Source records

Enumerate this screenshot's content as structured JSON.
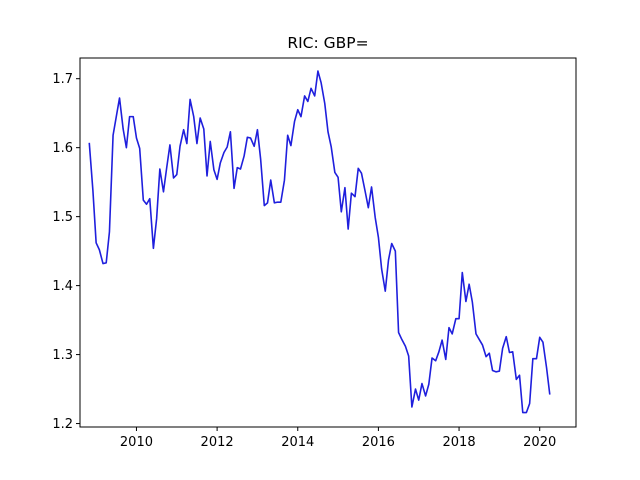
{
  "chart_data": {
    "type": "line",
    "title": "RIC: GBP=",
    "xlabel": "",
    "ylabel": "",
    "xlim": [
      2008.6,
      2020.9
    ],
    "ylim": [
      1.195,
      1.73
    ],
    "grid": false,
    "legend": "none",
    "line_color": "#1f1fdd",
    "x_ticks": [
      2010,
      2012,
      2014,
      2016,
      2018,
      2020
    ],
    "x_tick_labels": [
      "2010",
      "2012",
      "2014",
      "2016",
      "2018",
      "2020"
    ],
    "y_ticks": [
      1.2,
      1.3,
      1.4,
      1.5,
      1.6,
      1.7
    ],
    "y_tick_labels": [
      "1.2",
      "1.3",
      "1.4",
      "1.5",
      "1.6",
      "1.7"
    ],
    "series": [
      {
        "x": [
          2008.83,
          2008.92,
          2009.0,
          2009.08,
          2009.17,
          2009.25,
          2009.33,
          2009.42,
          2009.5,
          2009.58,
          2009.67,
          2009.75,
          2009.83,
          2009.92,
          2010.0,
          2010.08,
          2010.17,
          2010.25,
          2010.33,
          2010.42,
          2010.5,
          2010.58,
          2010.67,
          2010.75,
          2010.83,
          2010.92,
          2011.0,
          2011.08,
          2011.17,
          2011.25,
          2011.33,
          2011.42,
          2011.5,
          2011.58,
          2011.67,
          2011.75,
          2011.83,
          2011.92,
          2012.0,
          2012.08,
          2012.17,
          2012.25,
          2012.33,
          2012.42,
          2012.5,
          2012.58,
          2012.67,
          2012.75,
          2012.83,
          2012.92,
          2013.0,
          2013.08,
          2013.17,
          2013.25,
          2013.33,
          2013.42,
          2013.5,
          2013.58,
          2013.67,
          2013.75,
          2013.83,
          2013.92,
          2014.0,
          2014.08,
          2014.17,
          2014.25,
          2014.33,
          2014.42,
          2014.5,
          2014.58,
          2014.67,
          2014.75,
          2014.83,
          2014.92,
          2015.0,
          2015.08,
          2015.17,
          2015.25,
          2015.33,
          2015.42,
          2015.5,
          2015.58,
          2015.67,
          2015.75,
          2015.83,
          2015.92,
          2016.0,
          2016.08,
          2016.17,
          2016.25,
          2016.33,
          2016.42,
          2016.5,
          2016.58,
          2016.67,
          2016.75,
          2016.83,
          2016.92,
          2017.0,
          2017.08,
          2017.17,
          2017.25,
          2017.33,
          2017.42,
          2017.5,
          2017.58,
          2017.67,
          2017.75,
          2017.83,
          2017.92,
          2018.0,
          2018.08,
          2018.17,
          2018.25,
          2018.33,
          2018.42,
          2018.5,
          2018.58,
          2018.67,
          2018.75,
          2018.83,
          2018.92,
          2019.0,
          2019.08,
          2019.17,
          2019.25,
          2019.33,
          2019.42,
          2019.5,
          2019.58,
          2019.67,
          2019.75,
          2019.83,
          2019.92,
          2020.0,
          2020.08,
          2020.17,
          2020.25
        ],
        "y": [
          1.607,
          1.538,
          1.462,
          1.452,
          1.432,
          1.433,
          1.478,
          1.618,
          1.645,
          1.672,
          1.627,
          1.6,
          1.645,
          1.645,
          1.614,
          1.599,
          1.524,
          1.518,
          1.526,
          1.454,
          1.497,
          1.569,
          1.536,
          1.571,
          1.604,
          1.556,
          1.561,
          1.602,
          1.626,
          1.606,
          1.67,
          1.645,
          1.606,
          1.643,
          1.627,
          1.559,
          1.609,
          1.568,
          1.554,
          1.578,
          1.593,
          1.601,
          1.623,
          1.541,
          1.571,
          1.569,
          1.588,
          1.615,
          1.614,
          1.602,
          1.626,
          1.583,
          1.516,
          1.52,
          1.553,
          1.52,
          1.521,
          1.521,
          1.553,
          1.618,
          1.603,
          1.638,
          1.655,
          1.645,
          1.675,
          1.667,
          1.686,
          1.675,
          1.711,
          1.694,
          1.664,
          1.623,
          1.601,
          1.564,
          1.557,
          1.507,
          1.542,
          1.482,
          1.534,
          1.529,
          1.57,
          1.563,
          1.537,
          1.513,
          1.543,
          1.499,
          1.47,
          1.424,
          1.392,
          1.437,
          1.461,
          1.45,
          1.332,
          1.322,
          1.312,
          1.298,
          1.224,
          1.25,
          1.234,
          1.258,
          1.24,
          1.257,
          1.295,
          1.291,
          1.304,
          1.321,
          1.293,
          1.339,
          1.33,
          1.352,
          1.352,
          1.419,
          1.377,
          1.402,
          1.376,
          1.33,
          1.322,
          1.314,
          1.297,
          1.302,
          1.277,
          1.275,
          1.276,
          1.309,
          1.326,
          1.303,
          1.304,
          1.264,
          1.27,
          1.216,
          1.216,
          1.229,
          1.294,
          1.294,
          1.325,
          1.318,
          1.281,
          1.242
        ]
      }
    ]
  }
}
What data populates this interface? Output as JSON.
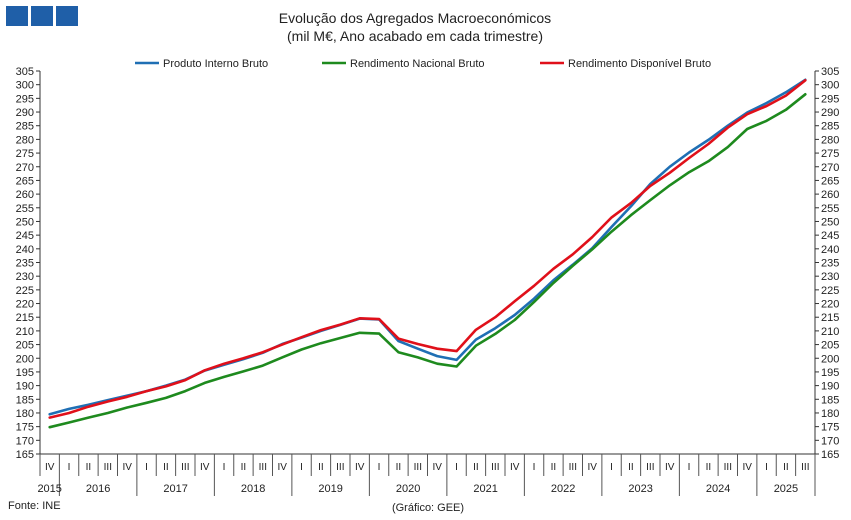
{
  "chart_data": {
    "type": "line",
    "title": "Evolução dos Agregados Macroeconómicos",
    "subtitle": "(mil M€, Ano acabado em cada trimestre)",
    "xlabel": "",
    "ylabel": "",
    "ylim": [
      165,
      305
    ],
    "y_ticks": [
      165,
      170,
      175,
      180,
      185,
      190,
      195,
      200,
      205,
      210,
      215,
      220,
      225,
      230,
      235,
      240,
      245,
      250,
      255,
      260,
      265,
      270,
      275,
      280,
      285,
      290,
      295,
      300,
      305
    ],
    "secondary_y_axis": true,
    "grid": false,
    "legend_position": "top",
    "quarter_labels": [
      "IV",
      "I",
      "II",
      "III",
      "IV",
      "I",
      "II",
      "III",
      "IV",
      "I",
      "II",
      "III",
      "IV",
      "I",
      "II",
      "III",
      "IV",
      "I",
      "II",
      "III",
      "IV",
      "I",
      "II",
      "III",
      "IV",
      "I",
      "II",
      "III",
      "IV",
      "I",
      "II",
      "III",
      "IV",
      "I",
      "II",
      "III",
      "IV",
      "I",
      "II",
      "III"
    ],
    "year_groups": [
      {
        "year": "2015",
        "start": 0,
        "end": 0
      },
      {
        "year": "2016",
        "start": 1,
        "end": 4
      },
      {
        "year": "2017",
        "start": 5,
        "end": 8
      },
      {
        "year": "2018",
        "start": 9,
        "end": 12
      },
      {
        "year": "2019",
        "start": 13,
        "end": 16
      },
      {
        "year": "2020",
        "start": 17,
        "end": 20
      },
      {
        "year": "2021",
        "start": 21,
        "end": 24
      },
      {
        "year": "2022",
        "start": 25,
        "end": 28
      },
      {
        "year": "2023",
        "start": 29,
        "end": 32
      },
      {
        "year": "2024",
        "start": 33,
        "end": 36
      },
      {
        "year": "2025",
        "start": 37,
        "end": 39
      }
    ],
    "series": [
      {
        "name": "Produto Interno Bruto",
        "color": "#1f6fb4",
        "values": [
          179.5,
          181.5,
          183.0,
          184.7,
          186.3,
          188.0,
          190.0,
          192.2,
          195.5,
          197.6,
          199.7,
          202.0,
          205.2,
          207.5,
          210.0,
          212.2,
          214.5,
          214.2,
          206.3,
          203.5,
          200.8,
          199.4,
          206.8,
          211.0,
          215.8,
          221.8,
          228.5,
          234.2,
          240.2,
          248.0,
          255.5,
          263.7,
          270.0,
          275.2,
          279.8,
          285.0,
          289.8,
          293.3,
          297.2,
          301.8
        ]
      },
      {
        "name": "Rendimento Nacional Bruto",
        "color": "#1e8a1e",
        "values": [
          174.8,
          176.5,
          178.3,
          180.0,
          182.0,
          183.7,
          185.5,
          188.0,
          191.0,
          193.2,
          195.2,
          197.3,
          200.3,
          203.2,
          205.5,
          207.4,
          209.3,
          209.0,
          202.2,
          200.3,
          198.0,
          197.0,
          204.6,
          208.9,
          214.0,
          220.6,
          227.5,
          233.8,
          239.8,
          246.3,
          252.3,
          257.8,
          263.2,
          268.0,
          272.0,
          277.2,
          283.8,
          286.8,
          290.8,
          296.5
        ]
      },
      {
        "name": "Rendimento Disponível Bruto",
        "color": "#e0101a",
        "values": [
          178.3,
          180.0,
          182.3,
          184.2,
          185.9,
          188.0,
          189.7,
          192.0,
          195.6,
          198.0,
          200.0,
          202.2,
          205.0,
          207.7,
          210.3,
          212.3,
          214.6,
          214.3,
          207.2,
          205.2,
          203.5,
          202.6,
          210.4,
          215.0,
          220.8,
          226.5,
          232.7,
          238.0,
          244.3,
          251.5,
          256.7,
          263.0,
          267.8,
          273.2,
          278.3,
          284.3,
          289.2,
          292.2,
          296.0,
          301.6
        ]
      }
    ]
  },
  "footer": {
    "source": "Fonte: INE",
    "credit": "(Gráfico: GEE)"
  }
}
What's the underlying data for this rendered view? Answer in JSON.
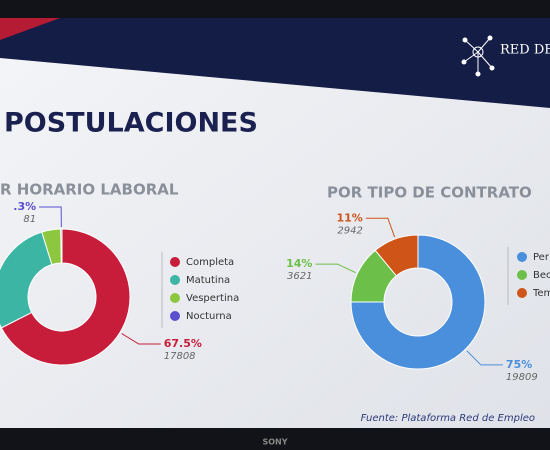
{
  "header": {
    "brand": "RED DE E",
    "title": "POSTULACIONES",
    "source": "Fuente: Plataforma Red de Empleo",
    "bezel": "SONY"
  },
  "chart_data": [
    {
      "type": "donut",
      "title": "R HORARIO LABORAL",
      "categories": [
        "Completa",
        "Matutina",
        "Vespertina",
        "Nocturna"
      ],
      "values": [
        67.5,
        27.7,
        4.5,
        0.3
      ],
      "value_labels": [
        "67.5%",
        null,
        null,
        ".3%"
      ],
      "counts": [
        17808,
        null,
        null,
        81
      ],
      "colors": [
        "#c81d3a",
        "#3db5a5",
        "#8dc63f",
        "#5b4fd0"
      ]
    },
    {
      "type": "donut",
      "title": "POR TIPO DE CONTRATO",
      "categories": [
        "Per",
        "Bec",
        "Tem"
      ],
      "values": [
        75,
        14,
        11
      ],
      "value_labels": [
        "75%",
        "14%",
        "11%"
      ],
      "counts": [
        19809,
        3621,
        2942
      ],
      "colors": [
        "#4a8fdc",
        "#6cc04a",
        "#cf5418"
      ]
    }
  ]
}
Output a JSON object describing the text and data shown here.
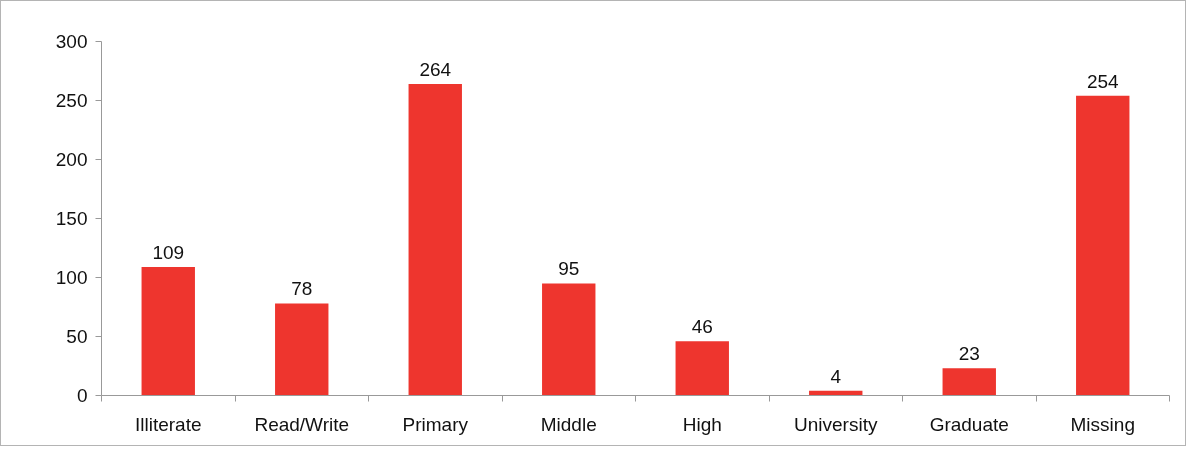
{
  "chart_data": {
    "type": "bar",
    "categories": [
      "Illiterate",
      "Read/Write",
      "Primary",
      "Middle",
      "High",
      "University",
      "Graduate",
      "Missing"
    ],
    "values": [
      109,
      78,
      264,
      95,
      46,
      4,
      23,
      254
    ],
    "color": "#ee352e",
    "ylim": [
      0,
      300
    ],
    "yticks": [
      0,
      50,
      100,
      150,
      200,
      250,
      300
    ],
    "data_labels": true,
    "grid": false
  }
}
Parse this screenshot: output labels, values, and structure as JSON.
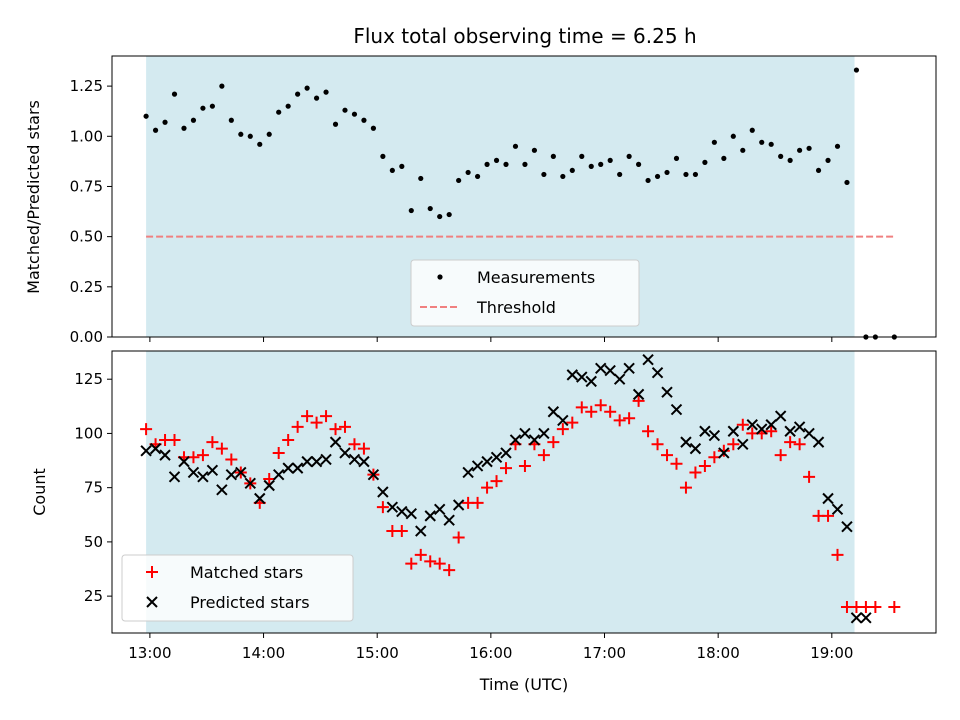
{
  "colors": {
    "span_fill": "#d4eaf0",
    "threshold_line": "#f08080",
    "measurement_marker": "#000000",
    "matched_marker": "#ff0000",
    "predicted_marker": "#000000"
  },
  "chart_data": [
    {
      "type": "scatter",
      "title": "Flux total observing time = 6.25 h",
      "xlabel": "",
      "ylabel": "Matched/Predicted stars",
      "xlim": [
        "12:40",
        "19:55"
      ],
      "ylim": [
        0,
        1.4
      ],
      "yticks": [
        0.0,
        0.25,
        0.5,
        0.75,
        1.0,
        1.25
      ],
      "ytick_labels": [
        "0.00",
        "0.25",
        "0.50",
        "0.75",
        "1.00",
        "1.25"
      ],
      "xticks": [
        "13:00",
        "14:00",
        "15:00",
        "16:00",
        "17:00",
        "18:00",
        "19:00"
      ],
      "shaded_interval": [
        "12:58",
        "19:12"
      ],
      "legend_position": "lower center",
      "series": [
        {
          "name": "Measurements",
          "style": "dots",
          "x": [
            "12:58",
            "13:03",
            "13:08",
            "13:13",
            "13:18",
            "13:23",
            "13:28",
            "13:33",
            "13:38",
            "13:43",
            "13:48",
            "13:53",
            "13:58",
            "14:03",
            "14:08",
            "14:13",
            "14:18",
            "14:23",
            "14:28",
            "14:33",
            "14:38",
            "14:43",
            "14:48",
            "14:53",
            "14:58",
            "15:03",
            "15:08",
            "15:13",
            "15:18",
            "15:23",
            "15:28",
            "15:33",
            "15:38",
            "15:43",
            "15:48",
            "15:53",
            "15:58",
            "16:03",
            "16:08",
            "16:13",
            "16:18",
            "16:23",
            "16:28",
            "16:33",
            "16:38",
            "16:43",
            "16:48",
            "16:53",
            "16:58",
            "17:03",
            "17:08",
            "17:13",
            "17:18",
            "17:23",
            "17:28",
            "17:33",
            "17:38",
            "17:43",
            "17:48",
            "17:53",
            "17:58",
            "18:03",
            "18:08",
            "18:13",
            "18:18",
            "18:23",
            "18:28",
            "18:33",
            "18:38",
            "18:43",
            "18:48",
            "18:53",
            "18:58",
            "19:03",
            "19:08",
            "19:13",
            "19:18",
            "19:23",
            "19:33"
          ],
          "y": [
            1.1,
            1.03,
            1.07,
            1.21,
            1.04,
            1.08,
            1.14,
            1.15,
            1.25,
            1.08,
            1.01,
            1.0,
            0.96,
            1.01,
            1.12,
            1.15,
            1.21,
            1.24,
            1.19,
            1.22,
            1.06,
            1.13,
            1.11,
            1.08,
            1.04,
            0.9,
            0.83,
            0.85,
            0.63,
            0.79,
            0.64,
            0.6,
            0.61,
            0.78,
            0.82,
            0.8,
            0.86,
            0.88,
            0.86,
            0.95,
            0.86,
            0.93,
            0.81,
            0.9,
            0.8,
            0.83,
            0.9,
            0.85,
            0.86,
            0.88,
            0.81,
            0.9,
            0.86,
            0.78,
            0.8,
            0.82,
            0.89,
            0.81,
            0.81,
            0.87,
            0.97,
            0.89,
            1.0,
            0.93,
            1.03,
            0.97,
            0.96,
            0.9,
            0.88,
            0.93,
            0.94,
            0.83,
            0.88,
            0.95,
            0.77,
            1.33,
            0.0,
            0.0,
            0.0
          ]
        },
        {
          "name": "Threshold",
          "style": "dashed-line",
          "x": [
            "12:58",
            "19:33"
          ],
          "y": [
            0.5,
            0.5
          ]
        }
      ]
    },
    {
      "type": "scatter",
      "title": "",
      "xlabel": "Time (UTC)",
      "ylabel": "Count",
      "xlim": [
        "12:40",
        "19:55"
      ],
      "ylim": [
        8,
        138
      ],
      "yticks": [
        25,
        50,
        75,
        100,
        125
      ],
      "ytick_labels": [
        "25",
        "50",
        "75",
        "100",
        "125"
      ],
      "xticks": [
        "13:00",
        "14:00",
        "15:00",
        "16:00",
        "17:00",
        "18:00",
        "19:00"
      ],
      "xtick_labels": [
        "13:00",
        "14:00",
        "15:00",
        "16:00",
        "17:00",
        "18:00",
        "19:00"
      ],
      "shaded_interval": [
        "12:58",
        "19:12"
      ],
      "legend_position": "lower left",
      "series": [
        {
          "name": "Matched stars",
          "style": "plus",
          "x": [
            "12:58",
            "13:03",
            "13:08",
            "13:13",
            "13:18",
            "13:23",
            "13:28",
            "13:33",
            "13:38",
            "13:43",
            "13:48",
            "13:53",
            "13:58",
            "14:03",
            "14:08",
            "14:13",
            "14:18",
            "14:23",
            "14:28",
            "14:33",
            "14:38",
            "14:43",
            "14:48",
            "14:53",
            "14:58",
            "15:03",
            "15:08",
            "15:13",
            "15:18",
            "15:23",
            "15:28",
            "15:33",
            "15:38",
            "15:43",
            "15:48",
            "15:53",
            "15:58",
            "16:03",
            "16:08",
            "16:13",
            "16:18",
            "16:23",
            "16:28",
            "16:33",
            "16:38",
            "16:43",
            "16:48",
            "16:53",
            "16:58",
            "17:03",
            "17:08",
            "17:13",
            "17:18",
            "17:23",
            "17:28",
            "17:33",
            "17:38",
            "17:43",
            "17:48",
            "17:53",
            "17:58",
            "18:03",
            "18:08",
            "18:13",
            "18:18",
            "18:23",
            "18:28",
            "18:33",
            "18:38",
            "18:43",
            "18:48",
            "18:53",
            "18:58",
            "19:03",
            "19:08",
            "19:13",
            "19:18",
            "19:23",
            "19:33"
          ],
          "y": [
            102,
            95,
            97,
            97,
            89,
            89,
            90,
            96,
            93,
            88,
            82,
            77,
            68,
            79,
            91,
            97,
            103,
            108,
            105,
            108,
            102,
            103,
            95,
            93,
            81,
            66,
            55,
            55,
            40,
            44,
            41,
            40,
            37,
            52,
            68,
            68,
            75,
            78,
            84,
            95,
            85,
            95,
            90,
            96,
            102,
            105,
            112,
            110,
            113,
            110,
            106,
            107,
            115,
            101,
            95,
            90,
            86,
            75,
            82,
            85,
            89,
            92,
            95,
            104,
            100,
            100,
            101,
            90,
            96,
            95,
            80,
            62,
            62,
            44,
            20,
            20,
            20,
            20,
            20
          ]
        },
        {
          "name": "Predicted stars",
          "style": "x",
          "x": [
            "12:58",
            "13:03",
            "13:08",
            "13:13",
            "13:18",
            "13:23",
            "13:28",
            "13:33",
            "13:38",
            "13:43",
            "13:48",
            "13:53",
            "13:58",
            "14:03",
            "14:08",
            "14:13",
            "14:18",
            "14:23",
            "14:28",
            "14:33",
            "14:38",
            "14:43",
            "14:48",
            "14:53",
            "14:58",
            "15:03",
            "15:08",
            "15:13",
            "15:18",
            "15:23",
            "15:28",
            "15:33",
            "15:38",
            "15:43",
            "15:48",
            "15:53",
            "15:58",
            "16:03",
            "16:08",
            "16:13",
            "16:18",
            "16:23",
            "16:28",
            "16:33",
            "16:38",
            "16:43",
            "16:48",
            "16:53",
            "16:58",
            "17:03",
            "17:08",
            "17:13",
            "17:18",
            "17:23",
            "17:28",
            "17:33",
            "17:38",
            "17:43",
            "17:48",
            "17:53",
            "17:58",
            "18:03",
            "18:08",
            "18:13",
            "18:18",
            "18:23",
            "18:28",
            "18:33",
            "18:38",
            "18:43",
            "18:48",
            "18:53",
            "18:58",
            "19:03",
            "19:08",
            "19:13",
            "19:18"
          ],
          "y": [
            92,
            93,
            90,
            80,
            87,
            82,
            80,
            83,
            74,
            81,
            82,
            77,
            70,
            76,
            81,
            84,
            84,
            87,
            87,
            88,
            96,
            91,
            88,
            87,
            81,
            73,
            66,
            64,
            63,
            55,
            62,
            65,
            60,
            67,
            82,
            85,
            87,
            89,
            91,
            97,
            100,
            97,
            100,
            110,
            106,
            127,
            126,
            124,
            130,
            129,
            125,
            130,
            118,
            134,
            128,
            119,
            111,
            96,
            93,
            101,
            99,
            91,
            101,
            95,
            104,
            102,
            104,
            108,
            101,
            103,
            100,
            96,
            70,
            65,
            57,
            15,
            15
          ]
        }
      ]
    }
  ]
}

● THE PROBLEM: Gather all the lines that include the word "Bruto" and copy them out.

● RESPONSE TO THE EXERCISE:
        "name": "Produto Interno Bruto",
        "name": "Rendimento Nacional Bruto",
        "name": "Rendimento Disponível Bruto",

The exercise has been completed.